LISTE DES CONSIGNES ::
1) Répondez à ces questions sur l'extrait consacré à Sarkozy et Juppé :
(a) De quelle ville Alain Juppé est-il le maire ?
(b) À quel stade de l'élection Alain Juppé se croit-il déjà ?
(c) À quel moment les soutiens d'Alain Juppé ont-ils objecté qu'il était absent des médias ?
2) Remplacez « marges d’erreur » par « marges d’incertitude » dans le passage de l'extrait consacré à Sarkozy et Juppé qui commence par les mots « Nonobstant ces réserves, le » et se termine par « l’état de l’opinion. », puis recopiez ce passage.

Nonobstant ces réserves, le fait est: quelles que soient les marges d’erreur, un effet Sarkozy est perceptible. Il remonte, remonte, remonte et remonte, dévorant l’avance d’Alain Juppé lors de chaque mesure de l’état de l’opinion.

Alain Juppé se trompe d’élection, mais pas Nicolas Sarkozy. Le premier se croit déjà au second tour de l’élection présidentielle, en position de rassembleur suprême des droites et des gauches confrontées à la menace Marine Le Pen. Le second est dans son premier tour de la Primaire LR. Il ne parle qu’aux électeurs de ce camp-là, se moque des sondages de popularité consacrant son impopularité à gauche. Les électeurs de droite susceptibles de voter à la Primaire LR veulent du populisme-chrétien et de l’identité étriquée, il les gave. Chaque sortie médiatique, toujours transgressive, est un électrochoc, un appel au sursaut. Nicolas Sarkozy ne se trompe ni d’élection, ni d’électeurs, d’où sa remontée, et l’instauration d’un momentum en sa faveur.

La leçon de com' de Sarkozy

Les communications des deux candidats sont révélatrices des raisons pour lesquelles Sarkozy remonte et Juppé piétine. En verticalité et horizontalité, l’ancien président donne une leçon à l’ancien ministre de Chirac. Avant la rentrée politique, à la fin du mois d’août, irrités par certains éditoriaux mentionnant le momentum Sarkozy et l’immobilisme Juppé, des soutiens de poids du maire de Bordeaux objectaient qu’Alain Juppé était absent des médias, d’où une fausse perception de la réalité politique. "Quand il sera aussi présent que Nicolas Sarkozy dans les médias, vous verrez", disaient-ils en substance, "La réalité vous apparaîtra".

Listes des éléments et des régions
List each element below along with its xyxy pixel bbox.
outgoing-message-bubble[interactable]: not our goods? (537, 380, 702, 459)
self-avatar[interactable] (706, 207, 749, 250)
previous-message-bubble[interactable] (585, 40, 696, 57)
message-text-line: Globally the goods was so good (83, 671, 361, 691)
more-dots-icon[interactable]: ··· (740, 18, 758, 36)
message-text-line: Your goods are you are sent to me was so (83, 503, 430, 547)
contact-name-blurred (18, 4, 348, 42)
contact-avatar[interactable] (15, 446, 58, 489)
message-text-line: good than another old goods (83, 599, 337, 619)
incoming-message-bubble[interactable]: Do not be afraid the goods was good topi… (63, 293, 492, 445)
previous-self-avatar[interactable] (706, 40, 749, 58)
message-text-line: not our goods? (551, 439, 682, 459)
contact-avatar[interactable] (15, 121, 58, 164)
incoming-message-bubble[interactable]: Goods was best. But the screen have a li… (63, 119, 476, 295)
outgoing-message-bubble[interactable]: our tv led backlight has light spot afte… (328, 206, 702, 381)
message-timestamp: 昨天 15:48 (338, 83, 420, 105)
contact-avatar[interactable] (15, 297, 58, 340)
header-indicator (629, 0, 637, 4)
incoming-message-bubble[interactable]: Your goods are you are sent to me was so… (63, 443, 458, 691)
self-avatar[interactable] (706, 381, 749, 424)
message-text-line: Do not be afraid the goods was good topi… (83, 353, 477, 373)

RÉPONSES CORRECTES ::
1)
(a) Il est le maire de Bordeaux.
(b) Il se croit déjà au second tour de l'élection présidentielle.
(c) Ils l'ont objecté avant la rentrée politique, à la fin du mois d'août.

2)
Nonobstant ces réserves, le fait est: quelles que soient les marges d’incertitude, un effet Sarkozy est perceptible. Il remonte, remonte, remonte et remonte, dévorant l’avance d’Alain Juppé lors de chaque mesure de l’état de l’opinion.